> _Dataset extract_:
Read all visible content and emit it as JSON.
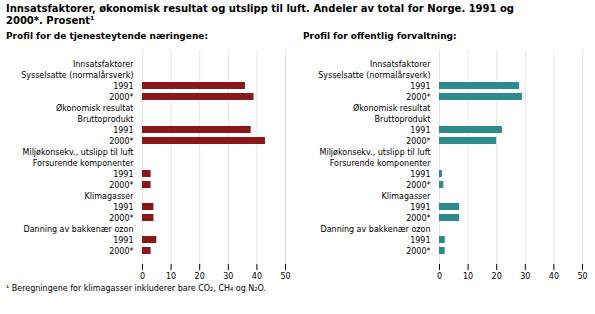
{
  "chart_data": [
    {
      "type": "bar",
      "orientation": "horizontal",
      "title": "Innsatsfaktorer, økonomisk resultat og utslipp til luft. Andeler av total for Norge. 1991 og\n2000*. Prosent¹",
      "subtitle": "Profil for de tjenesteytende næringene:",
      "annotations": [
        "¹ Beregningene for klimagasser inkluderer bare CO₂, CH₄ og N₂O."
      ],
      "categories": [
        "Innsatsfaktorer",
        "Sysselsatte (normalårsverk)",
        "1991",
        "2000*",
        "Økonomisk resultat",
        "Bruttoprodukt",
        "1991",
        "2000*",
        "Miljøkonsekv., utslipp til luft",
        "Forsurende komponenter",
        "1991",
        "2000*",
        "Klimagasser",
        "1991",
        "2000*",
        "Danning av bakkenær ozon",
        "1991",
        "2000*"
      ],
      "values": [
        null,
        null,
        36,
        39,
        null,
        null,
        38,
        43,
        null,
        null,
        3,
        3,
        null,
        4,
        4,
        null,
        5,
        3
      ],
      "color": "#8B1818",
      "xlim": [
        0,
        50
      ],
      "xticks": [
        0,
        10,
        20,
        30,
        40,
        50
      ],
      "grid": true
    },
    {
      "type": "bar",
      "orientation": "horizontal",
      "subtitle": "Profil for offentlig forvaltning:",
      "categories": [
        "Innsatsfaktorer",
        "Sysselsatte (normalårsverk)",
        "1991",
        "2000*",
        "Økonomisk resultat",
        "Bruttoprodukt",
        "1991",
        "2000*",
        "Miljøkonsekv., utslipp til luft",
        "Forsurende komponenter",
        "1991",
        "2000*",
        "Klimagasser",
        "1991",
        "2000*",
        "Danning av bakkenær ozon",
        "1991",
        "2000*"
      ],
      "values": [
        null,
        null,
        28,
        29,
        null,
        null,
        22,
        20,
        null,
        null,
        1,
        1.5,
        null,
        7,
        7,
        null,
        2,
        2
      ],
      "color": "#2E8B8B",
      "xlim": [
        0,
        50
      ],
      "xticks": [
        0,
        10,
        20,
        30,
        40,
        50
      ],
      "grid": true
    }
  ]
}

> _Brief_: Filter out all lines lacking the word "Profil" and copy the rest.

> _Exercise solution_:
      "subtitle": "Profil for de tjenesteytende næringene:",
      "subtitle": "Profil for offentlig forvaltning:",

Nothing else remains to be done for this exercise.